Task inputs:
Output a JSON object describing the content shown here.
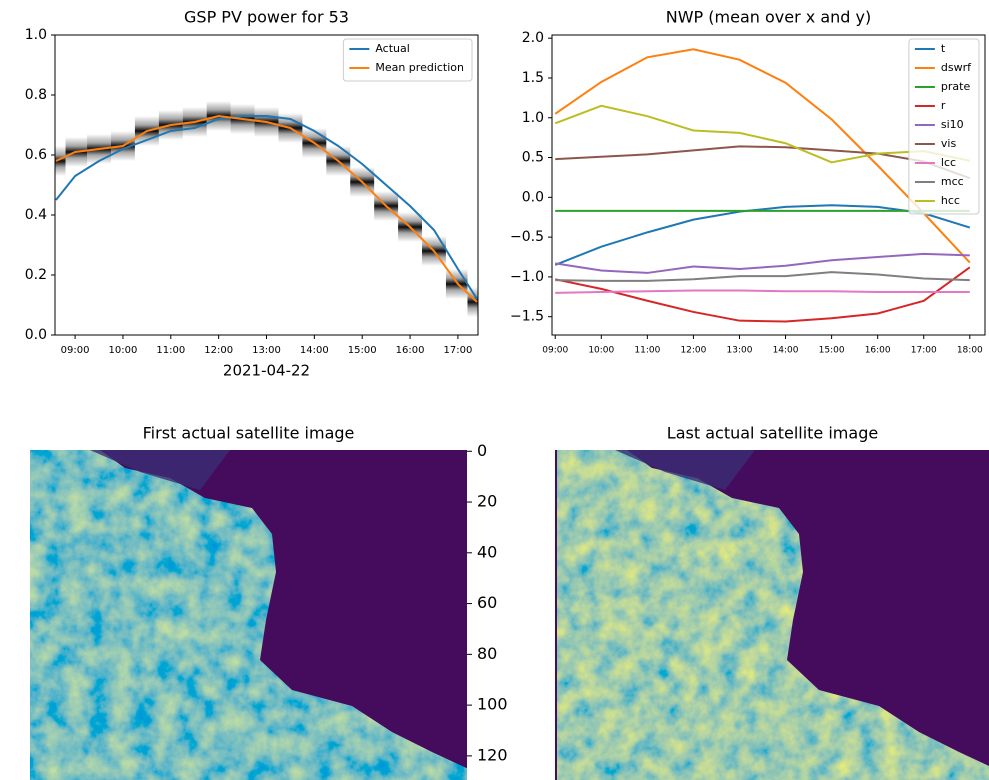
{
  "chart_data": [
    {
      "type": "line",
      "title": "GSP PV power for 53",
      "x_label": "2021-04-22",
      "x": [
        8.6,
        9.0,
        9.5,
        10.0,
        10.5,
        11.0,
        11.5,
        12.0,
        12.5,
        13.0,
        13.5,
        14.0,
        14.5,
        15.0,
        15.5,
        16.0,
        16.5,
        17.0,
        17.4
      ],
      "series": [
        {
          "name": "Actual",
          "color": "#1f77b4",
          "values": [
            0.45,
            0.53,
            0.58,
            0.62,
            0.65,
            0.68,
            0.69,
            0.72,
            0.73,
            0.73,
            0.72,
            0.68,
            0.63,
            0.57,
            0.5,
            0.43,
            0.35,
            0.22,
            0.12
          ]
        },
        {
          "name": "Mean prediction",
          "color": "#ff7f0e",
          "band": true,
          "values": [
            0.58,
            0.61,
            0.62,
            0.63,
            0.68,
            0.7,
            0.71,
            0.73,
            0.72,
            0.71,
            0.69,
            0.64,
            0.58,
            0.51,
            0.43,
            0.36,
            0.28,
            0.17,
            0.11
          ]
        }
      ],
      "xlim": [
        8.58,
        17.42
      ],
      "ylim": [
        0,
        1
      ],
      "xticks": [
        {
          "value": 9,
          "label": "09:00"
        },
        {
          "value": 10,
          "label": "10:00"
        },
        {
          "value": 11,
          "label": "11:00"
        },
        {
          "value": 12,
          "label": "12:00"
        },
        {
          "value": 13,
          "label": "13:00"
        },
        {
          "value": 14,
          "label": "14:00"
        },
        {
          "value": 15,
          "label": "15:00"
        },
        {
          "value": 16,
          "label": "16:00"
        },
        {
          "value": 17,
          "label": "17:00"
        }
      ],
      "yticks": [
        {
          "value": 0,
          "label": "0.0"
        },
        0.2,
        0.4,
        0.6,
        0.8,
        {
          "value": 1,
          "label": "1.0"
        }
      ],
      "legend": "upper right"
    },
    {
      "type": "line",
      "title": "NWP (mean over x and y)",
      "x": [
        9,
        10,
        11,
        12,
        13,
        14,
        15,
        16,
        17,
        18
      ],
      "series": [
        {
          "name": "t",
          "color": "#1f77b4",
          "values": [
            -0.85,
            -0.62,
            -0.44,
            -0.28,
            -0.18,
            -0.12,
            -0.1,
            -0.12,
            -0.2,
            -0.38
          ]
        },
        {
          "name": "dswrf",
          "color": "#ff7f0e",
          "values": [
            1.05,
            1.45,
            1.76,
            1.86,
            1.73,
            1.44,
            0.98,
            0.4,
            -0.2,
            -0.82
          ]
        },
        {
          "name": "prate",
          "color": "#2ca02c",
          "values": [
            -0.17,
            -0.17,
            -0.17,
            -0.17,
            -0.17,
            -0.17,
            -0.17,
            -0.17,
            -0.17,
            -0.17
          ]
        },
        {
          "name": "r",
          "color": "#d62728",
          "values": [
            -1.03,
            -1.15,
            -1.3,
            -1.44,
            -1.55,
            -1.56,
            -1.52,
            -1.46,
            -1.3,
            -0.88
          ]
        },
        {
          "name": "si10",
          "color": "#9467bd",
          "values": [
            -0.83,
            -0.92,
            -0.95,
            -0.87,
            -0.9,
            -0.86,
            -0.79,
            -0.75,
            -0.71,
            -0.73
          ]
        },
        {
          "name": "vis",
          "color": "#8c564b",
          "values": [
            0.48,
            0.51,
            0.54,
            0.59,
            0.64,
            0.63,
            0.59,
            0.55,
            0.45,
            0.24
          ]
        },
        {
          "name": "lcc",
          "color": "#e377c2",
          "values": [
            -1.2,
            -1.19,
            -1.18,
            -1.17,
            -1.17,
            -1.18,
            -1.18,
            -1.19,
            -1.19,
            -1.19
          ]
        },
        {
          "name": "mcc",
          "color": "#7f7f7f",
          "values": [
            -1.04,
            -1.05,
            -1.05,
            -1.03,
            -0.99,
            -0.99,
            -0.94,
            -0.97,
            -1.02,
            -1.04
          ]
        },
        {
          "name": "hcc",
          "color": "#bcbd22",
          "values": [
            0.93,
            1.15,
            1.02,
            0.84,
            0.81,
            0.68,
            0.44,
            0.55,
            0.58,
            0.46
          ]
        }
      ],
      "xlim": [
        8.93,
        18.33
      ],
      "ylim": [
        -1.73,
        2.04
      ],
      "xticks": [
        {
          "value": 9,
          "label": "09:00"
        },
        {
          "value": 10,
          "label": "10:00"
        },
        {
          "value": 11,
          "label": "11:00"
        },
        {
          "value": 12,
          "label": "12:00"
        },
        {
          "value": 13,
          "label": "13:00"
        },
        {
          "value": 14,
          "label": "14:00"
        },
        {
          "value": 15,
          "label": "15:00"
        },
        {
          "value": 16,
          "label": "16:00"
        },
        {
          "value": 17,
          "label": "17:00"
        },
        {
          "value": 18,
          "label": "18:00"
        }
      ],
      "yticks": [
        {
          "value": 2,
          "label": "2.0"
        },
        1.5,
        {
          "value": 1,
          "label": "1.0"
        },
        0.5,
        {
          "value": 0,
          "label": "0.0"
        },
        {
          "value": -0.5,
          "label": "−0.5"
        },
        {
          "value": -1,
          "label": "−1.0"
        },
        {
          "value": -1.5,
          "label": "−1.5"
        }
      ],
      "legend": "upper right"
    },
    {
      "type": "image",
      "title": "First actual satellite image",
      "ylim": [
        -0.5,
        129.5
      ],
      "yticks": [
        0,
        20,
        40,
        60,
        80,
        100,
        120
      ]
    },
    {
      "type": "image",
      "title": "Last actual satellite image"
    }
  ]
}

Short problem: Give only the number of lines in the records that include the word "image".

Exercise response: 4